BRIEF:
Output all the entries word for word. Omit the pictures.

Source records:
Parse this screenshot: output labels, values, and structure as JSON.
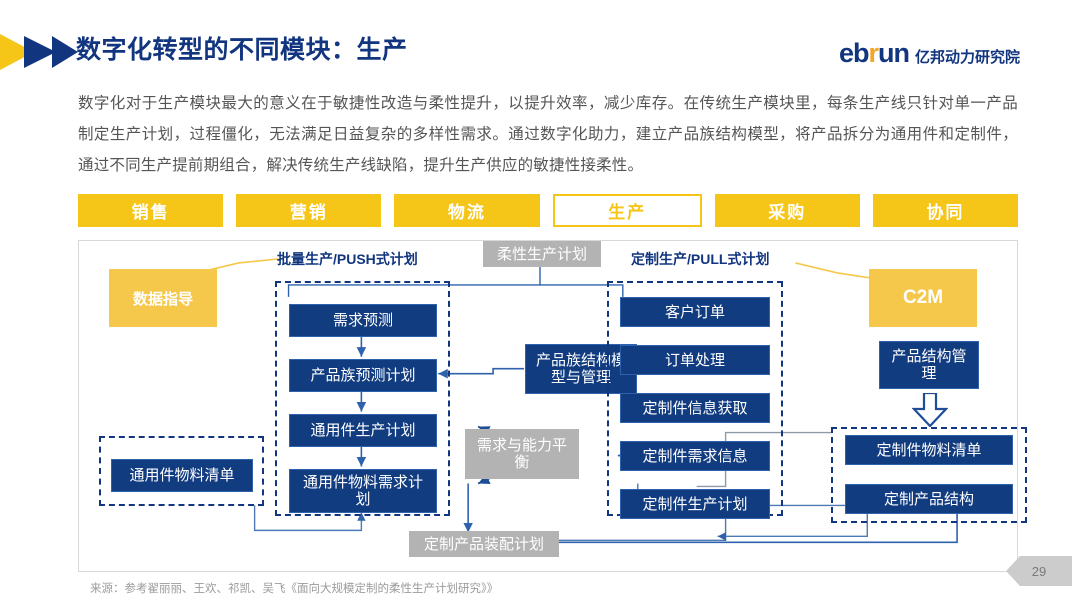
{
  "header": {
    "title": "数字化转型的不同模块：生产",
    "logo_main": "eb",
    "logo_r": "r",
    "logo_tail": "un",
    "logo_cn": "亿邦动力研究院",
    "accent_navy": "#12357f",
    "accent_yellow": "#F5C518"
  },
  "body": {
    "paragraph": "数字化对于生产模块最大的意义在于敏捷性改造与柔性提升，以提升效率，减少库存。在传统生产模块里，每条生产线只针对单一产品制定生产计划，过程僵化，无法满足日益复杂的多样性需求。通过数字化助力，建立产品族结构模型，将产品拆分为通用件和定制件，通过不同生产提前期组合，解决传统生产线缺陷，提升生产供应的敏捷性接柔性。"
  },
  "tabs": [
    {
      "label": "销售",
      "active": false
    },
    {
      "label": "营销",
      "active": false
    },
    {
      "label": "物流",
      "active": false
    },
    {
      "label": "生产",
      "active": true
    },
    {
      "label": "采购",
      "active": false
    },
    {
      "label": "协同",
      "active": false
    }
  ],
  "diagram": {
    "labels": {
      "push": "批量生产/PUSH式计划",
      "pull": "定制生产/PULL式计划"
    },
    "flexible_plan": "柔性生产计划",
    "data_guide": "数据指导",
    "c2m": "C2M",
    "push_nodes": [
      "需求预测",
      "产品族预测计划",
      "通用件生产计划",
      "通用件物料需求计划"
    ],
    "pull_nodes": [
      "客户订单",
      "订单处理",
      "定制件信息获取",
      "定制件需求信息",
      "定制件生产计划"
    ],
    "family_model": "产品族结构模型与管理",
    "capacity_balance": "需求与能力平衡",
    "common_bom": "通用件物料清单",
    "product_structure_mgmt": "产品结构管理",
    "custom_bom": "定制件物料清单",
    "custom_product_structure": "定制产品结构",
    "assembly_plan": "定制产品装配计划"
  },
  "footer": {
    "source": "来源：参考翟丽丽、王欢、祁凯、吴飞《面向大规模定制的柔性生产计划研究》》",
    "page_number": "29"
  }
}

EXERCISE OUTPUT:
Parse this screenshot: output labels, values, and structure as JSON.
{
  "header": {
    "title": "数字化转型的不同模块：生产",
    "logo_main": "eb",
    "logo_r": "r",
    "logo_tail": "un",
    "logo_cn": "亿邦动力研究院",
    "accent_navy": "#12357f",
    "accent_yellow": "#F5C518"
  },
  "body": {
    "paragraph": "数字化对于生产模块最大的意义在于敏捷性改造与柔性提升，以提升效率，减少库存。在传统生产模块里，每条生产线只针对单一产品制定生产计划，过程僵化，无法满足日益复杂的多样性需求。通过数字化助力，建立产品族结构模型，将产品拆分为通用件和定制件，通过不同生产提前期组合，解决传统生产线缺陷，提升生产供应的敏捷性接柔性。"
  },
  "tabs": [
    {
      "label": "销售",
      "active": false
    },
    {
      "label": "营销",
      "active": false
    },
    {
      "label": "物流",
      "active": false
    },
    {
      "label": "生产",
      "active": true
    },
    {
      "label": "采购",
      "active": false
    },
    {
      "label": "协同",
      "active": false
    }
  ],
  "diagram": {
    "labels": {
      "push": "批量生产/PUSH式计划",
      "pull": "定制生产/PULL式计划"
    },
    "flexible_plan": "柔性生产计划",
    "data_guide": "数据指导",
    "c2m": "C2M",
    "push_nodes": [
      "需求预测",
      "产品族预测计划",
      "通用件生产计划",
      "通用件物料需求计划"
    ],
    "pull_nodes": [
      "客户订单",
      "订单处理",
      "定制件信息获取",
      "定制件需求信息",
      "定制件生产计划"
    ],
    "family_model": "产品族结构模型与管理",
    "capacity_balance": "需求与能力平衡",
    "common_bom": "通用件物料清单",
    "product_structure_mgmt": "产品结构管理",
    "custom_bom": "定制件物料清单",
    "custom_product_structure": "定制产品结构",
    "assembly_plan": "定制产品装配计划"
  },
  "footer": {
    "source": "来源：参考翟丽丽、王欢、祁凯、吴飞《面向大规模定制的柔性生产计划研究》》",
    "page_number": "29"
  }
}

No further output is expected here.